▶ SET PROBLEM: Your task is to copy every line of this material exactly.

▶ MATERIAL FOR THE TASK:
----

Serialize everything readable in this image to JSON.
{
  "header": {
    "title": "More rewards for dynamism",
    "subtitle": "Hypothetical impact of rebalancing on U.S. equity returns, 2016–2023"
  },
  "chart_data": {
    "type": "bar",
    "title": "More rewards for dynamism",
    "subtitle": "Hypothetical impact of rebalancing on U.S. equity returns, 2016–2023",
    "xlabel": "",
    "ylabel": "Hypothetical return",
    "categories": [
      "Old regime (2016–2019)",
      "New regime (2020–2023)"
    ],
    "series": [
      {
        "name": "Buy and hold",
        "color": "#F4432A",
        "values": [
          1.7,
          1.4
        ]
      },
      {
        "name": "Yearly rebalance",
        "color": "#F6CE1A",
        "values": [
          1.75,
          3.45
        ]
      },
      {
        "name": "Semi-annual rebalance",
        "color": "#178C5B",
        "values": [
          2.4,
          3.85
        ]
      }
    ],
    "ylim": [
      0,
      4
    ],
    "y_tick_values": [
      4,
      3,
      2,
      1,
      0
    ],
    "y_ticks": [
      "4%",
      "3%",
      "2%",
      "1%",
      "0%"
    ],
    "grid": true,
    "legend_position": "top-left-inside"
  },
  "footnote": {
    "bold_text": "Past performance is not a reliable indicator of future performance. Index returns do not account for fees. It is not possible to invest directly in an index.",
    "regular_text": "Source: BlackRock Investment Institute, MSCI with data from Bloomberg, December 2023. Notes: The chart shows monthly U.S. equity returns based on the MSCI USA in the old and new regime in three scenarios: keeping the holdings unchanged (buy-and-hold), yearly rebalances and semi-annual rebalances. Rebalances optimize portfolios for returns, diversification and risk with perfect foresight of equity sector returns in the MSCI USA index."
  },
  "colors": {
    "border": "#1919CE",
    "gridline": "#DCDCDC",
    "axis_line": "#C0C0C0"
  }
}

----

▶ TASK RESULT:
Serialize everything readable in this image to JSON.
{
  "header": {
    "title": "More rewards for dynamism",
    "subtitle": "Hypothetical impact of rebalancing on U.S. equity returns, 2016–2023"
  },
  "chart_data": {
    "type": "bar",
    "title": "More rewards for dynamism",
    "subtitle": "Hypothetical impact of rebalancing on U.S. equity returns, 2016–2023",
    "xlabel": "",
    "ylabel": "Hypothetical return",
    "categories": [
      "Old regime (2016–2019)",
      "New regime (2020–2023)"
    ],
    "series": [
      {
        "name": "Buy and hold",
        "color": "#F4432A",
        "values": [
          1.7,
          1.4
        ]
      },
      {
        "name": "Yearly rebalance",
        "color": "#F6CE1A",
        "values": [
          1.75,
          3.45
        ]
      },
      {
        "name": "Semi-annual rebalance",
        "color": "#178C5B",
        "values": [
          2.4,
          3.85
        ]
      }
    ],
    "ylim": [
      0,
      4
    ],
    "y_tick_values": [
      4,
      3,
      2,
      1,
      0
    ],
    "y_ticks": [
      "4%",
      "3%",
      "2%",
      "1%",
      "0%"
    ],
    "grid": true,
    "legend_position": "top-left-inside"
  },
  "footnote": {
    "bold_text": "Past performance is not a reliable indicator of future performance. Index returns do not account for fees. It is not possible to invest directly in an index.",
    "regular_text": "Source: BlackRock Investment Institute, MSCI with data from Bloomberg, December 2023. Notes: The chart shows monthly U.S. equity returns based on the MSCI USA in the old and new regime in three scenarios: keeping the holdings unchanged (buy-and-hold), yearly rebalances and semi-annual rebalances. Rebalances optimize portfolios for returns, diversification and risk with perfect foresight of equity sector returns in the MSCI USA index."
  },
  "colors": {
    "border": "#1919CE",
    "gridline": "#DCDCDC",
    "axis_line": "#C0C0C0"
  }
}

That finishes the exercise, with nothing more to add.